— Start of Data shown —
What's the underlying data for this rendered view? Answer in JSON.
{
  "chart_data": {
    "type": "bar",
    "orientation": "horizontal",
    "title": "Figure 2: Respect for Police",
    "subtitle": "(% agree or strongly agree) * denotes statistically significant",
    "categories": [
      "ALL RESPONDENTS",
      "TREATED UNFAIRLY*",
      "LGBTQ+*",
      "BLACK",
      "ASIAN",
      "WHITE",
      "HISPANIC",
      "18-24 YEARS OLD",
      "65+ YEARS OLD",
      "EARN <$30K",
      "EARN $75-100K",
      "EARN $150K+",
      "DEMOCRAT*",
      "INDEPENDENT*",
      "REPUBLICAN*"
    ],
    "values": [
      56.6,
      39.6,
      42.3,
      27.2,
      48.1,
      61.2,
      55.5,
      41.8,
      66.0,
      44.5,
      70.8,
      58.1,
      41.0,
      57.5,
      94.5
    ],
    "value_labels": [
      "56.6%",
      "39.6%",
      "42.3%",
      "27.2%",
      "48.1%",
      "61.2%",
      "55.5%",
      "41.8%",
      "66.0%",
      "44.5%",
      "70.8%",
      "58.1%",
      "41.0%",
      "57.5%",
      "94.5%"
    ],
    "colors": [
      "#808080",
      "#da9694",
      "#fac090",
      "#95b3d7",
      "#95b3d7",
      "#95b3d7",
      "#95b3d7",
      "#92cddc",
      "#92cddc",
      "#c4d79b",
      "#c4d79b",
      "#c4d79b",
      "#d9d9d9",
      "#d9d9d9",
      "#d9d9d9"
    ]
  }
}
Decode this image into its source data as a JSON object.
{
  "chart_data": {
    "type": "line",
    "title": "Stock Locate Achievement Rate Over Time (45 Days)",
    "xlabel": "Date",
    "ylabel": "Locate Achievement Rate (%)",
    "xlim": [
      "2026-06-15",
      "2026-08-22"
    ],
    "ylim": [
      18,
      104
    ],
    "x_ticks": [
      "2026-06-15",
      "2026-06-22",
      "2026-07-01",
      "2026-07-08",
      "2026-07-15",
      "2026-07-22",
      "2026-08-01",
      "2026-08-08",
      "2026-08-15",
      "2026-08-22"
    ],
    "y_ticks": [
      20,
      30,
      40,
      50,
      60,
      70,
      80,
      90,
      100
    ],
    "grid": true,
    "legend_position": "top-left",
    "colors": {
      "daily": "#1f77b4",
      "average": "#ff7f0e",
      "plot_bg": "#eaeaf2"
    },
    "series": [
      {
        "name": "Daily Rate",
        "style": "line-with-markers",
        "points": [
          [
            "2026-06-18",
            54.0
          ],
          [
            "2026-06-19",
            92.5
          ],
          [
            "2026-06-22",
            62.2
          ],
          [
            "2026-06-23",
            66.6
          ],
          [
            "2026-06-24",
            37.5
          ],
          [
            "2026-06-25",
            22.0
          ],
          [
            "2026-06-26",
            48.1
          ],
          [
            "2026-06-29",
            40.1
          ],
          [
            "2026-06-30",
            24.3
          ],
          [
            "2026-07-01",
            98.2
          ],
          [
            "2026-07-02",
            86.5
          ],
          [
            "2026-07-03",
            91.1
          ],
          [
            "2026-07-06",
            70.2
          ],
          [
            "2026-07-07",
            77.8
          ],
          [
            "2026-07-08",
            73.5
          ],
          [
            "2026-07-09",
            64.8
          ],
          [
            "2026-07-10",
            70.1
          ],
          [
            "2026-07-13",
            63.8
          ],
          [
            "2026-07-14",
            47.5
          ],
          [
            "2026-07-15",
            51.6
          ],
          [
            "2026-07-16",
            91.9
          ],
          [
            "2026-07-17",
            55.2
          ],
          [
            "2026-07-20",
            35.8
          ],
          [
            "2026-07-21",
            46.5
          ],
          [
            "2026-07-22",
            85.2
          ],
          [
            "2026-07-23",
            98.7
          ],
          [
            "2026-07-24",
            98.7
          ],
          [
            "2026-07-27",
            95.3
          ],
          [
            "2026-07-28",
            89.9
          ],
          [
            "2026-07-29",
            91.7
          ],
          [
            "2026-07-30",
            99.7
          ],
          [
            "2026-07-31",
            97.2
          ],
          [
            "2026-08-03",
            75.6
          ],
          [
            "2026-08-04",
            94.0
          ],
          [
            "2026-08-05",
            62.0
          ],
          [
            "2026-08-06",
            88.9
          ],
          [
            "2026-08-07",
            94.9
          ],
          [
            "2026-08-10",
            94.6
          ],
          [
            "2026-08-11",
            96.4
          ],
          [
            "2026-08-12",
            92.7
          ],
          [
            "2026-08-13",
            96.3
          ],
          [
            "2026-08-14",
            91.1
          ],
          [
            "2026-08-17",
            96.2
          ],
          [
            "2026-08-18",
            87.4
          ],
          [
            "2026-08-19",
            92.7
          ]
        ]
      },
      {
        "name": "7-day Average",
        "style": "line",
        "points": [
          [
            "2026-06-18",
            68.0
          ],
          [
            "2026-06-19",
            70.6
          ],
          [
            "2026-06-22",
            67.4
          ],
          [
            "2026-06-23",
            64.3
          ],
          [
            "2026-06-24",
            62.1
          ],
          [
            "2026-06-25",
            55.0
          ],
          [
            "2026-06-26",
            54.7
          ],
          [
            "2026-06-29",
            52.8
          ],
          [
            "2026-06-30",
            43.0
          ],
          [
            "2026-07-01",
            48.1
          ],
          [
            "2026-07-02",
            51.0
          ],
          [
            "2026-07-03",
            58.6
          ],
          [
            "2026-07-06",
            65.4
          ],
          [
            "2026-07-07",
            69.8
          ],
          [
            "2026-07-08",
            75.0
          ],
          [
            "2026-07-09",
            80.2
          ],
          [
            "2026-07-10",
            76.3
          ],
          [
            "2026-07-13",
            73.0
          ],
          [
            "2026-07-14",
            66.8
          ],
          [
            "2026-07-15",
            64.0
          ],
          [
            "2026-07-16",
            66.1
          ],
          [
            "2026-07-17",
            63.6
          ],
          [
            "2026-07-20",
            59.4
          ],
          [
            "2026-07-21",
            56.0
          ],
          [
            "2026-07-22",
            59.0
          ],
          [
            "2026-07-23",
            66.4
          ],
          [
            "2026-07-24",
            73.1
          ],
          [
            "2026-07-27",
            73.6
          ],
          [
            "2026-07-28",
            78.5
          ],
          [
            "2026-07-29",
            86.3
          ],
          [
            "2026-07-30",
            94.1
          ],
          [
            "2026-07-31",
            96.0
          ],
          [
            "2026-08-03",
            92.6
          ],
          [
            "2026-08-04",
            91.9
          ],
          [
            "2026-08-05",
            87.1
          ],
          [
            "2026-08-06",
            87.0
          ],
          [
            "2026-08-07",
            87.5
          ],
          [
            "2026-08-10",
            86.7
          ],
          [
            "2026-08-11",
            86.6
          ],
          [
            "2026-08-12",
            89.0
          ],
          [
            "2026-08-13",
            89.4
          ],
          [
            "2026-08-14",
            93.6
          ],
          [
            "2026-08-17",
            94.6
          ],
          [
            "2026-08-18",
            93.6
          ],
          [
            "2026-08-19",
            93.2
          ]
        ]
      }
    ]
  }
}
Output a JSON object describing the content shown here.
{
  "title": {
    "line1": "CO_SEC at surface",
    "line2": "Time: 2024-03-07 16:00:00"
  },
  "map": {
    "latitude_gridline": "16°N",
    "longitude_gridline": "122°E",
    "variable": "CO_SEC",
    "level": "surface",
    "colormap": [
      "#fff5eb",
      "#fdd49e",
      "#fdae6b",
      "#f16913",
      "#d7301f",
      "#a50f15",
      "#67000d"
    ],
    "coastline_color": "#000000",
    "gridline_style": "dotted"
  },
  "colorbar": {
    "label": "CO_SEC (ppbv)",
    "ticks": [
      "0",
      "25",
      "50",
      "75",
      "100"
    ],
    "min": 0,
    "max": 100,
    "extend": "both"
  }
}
— End of Data shown —
In the listing above, find each line with the word "Locate" and copy it.

## The result
    "title": "Stock Locate Achievement Rate Over Time (45 Days)",
    "ylabel": "Locate Achievement Rate (%)",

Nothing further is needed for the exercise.